Translate this sentence from the passage on Emotion Focused Therapy for couples into Spanish: "Neither person started the dance, neither person owns the dance, they have built it together over time."

§ **SELECTED EXTRACT**
= = =

Are you ready to Renew your Relationship?

All couples have a dance; moves and patterns that follow the music of their relationship. Neither person started the dance, neither person owns the dance, they have built it together over time. The partners move in reaction to each other. Some dances are passionate, loud, quick. Some are quiet, longing, drawn out. Sometimes the dance changes after significant life events, sometimes the dancers are desperately trying to remember how they used to dance. Emotion is the music of the dance. It colors every situation, informs the dancers of how to move, how to respond. When relationships become strained, partners have a hard time hearing the music. The sound becomes distorted with memories of the past, expectations for the future, worries about the present. Emotion Focused Therapy (EFT) helps your relationship renew it’s dance, by reworking its emotional patterns of interaction. EFT reorganizes these patterns by healing attachment wounds, shifting the individuals’ inner emotional experience, which changes their presentation in the relationship, which in turn evokes new responses from the partner, creating a new way of engaging, a new dance.

Sue Johnson, the creator of EFT, refers to EFT therapists as “choreographers” or “process consultants,’ meaning that the therapist’s role is to reflect the patterns of the dance to the couple, and help guide the movement of the dancers into their preferred dance (2004). Many other forms of couple therapy are focused on coaching, teaching, or preaching the partners into what is considered an “ideal” relationship. EFT acknowledges that every relationship is unique and only the individuals in the relationship know what is best for them. They are the expert on their relationship and the therapist is there to act as a container, a safe space to restructure and practice their dance. Because the therapist is present, holding and reflecting the patterns of the dance, couples are able to make more conscious, less reactionary, choices about the way they would like to shape their dance.

= = =

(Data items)
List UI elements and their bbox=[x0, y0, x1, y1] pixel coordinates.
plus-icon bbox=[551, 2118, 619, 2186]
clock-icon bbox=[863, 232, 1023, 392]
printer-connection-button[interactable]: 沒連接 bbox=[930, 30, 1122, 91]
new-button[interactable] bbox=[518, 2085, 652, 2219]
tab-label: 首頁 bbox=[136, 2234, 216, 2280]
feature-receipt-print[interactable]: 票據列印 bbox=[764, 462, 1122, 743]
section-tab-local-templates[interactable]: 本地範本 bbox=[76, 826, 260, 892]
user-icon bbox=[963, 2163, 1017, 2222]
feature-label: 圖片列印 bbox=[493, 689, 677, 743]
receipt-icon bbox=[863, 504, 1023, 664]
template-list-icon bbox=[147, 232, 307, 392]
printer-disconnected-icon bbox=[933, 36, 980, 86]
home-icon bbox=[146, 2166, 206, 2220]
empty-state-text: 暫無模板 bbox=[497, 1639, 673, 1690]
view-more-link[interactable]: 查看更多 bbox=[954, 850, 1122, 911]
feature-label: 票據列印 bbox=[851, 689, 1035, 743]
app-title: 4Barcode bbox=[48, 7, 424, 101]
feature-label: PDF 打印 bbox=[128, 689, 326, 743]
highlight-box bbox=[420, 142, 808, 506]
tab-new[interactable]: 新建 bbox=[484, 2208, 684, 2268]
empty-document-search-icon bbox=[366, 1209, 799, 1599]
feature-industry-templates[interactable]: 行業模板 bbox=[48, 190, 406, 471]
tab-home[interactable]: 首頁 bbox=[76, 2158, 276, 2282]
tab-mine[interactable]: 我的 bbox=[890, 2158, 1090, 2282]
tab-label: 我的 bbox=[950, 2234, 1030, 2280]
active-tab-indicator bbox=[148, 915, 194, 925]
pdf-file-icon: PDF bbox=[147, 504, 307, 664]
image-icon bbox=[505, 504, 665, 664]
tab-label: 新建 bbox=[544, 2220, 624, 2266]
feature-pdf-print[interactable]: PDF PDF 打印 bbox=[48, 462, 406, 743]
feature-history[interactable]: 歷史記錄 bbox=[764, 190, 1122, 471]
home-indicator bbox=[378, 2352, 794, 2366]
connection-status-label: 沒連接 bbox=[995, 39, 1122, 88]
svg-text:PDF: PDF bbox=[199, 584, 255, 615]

= = =

§ **RESPONSE TO THIS EXERCISE**
Ninguna de las dos personas empezó el baile, ninguna de las dos es dueña del baile; lo han construido juntas con el tiempo.